§ **TASK BRIEF**
Copy each line of the entries beneath that contains the word "time".

§ **SUPPLIED MATERIAL**
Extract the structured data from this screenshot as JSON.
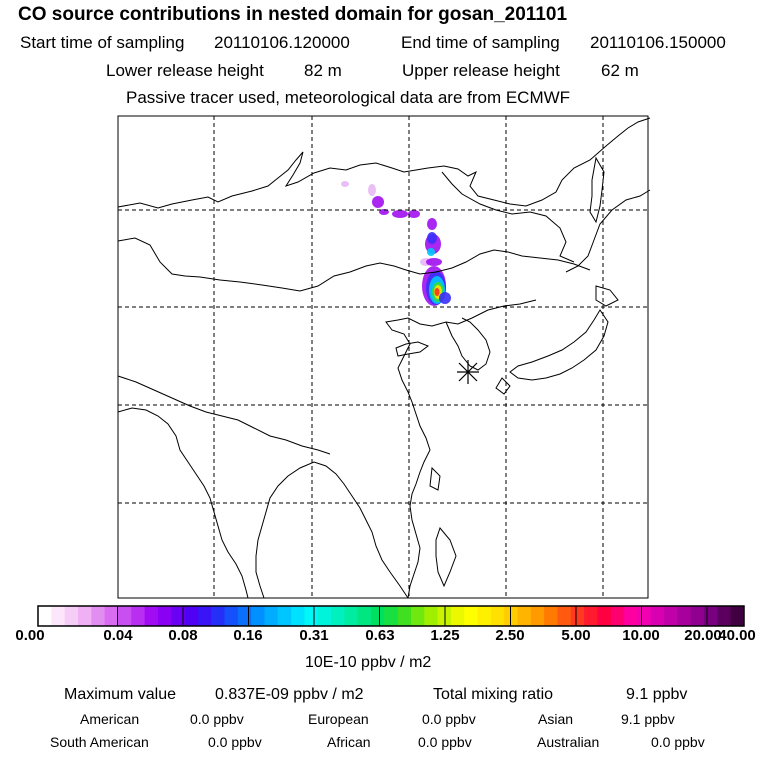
{
  "header": {
    "title": "CO  source contributions in nested domain for gosan_201101",
    "start_label": "Start time of sampling",
    "start_value": "20110106.120000",
    "end_label": "End time of sampling",
    "end_value": "20110106.150000",
    "lower_label": "Lower release height",
    "lower_value": "82 m",
    "upper_label": "Upper release height",
    "upper_value": "62 m",
    "tracer_note": "Passive tracer used, meteorological data are from ECMWF"
  },
  "colorbar": {
    "labels": [
      "0.00",
      "0.04",
      "0.08",
      "0.16",
      "0.31",
      "0.63",
      "1.25",
      "2.50",
      "5.00",
      "10.00",
      "20.00",
      "40.00"
    ],
    "colors": [
      "#ffffff",
      "#fbe6fb",
      "#f6cdf7",
      "#f0b0f4",
      "#e28ef0",
      "#d96cf0",
      "#c94ff0",
      "#b82ff2",
      "#a10cf4",
      "#8a00f4",
      "#6a00f4",
      "#5000f4",
      "#3a14f6",
      "#2430f8",
      "#1650fa",
      "#0a70fc",
      "#0090ff",
      "#00acff",
      "#00c6ff",
      "#00e0ff",
      "#00f8f8",
      "#00f4dc",
      "#00f0c0",
      "#00eca0",
      "#00e680",
      "#00e060",
      "#18e040",
      "#40e020",
      "#70e810",
      "#a0ef00",
      "#c8f400",
      "#ecf800",
      "#ffff00",
      "#fff000",
      "#ffe000",
      "#ffcc00",
      "#ffb400",
      "#ff9a00",
      "#ff7a00",
      "#ff5a10",
      "#ff3a20",
      "#ff1a30",
      "#ff0040",
      "#ff0070",
      "#ff00a0",
      "#f000b0",
      "#d800b0",
      "#c000a8",
      "#a8009c",
      "#900090",
      "#780080",
      "#5c0060",
      "#400040"
    ],
    "units": "10E-10 ppbv / m2"
  },
  "summary": {
    "max_label": "Maximum value",
    "max_value": "0.837E-09 ppbv / m2",
    "total_label": "Total mixing ratio",
    "total_value": "9.1 ppbv"
  },
  "regions": [
    {
      "name": "American",
      "value": "0.0 ppbv"
    },
    {
      "name": "European",
      "value": "0.0 ppbv"
    },
    {
      "name": "Asian",
      "value": "9.1 ppbv"
    },
    {
      "name": "South American",
      "value": "0.0 ppbv"
    },
    {
      "name": "African",
      "value": "0.0 ppbv"
    },
    {
      "name": "Australian",
      "value": "0.0 ppbv"
    }
  ],
  "plume_colors": {
    "low": "#e8b8f4",
    "mid": "#a010f0",
    "blue": "#3a30f8",
    "cyan": "#00c8ff",
    "green": "#30e040",
    "yellow": "#ffe000",
    "peak": "#ff3020"
  }
}
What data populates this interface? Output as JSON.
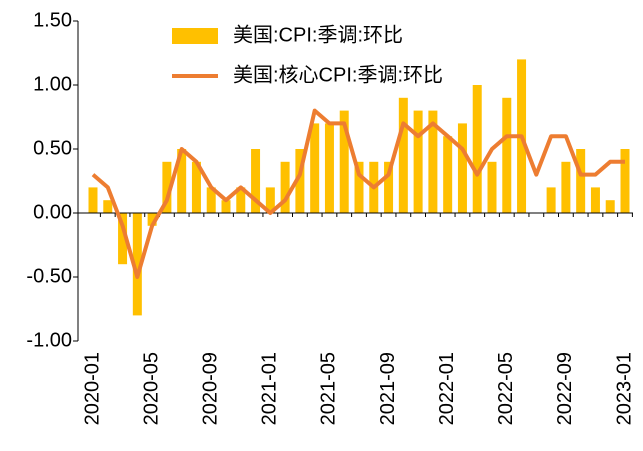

§ **IN RESPONSE**
    "start_label": "Start time of sampling",
    "end_label": "End time of sampling",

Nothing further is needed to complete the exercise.